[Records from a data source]
+++++

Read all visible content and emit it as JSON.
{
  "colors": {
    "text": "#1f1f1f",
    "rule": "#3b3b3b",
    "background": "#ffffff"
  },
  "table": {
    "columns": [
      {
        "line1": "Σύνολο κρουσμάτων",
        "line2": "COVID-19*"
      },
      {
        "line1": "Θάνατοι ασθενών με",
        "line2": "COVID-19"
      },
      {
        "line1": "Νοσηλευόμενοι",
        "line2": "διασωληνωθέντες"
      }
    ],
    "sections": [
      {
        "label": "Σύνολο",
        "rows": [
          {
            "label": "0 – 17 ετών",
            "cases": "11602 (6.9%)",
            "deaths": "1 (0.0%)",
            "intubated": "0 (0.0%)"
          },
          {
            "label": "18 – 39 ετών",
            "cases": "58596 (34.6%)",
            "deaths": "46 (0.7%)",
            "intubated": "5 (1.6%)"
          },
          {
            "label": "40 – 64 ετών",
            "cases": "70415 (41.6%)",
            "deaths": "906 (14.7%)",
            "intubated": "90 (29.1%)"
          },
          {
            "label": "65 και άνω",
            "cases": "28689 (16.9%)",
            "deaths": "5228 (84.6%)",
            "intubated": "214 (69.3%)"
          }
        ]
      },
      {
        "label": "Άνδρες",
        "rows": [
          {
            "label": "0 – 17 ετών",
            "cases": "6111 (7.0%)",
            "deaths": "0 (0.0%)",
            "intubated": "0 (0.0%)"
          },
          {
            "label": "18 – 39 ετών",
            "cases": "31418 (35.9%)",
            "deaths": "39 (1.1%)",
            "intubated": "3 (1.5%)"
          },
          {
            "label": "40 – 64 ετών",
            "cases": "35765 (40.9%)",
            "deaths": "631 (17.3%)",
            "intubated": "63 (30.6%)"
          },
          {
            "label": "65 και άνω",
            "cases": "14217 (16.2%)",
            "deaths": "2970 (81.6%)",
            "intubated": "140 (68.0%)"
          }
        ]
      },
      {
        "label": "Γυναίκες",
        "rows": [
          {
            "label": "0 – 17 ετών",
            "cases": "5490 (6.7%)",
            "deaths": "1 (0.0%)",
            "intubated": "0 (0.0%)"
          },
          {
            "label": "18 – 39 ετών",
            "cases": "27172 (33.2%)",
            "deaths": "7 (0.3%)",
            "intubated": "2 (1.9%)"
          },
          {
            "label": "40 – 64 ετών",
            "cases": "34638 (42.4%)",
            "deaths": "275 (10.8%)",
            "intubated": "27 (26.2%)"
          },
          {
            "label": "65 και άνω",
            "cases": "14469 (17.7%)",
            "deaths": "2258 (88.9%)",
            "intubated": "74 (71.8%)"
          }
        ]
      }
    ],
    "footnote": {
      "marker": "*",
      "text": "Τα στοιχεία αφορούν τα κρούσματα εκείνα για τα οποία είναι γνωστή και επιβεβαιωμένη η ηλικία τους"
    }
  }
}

+++++

## WHAT THE EXERCISE ASKS
From the entries above, return each line with the word "text" in it.

## WRITTEN SOLUTION
    "text": "#1f1f1f",
      "text": "Τα στοιχεία αφορούν τα κρούσματα εκείνα για τα οποία είναι γνωστή και επιβεβαιωμένη η ηλικία τους"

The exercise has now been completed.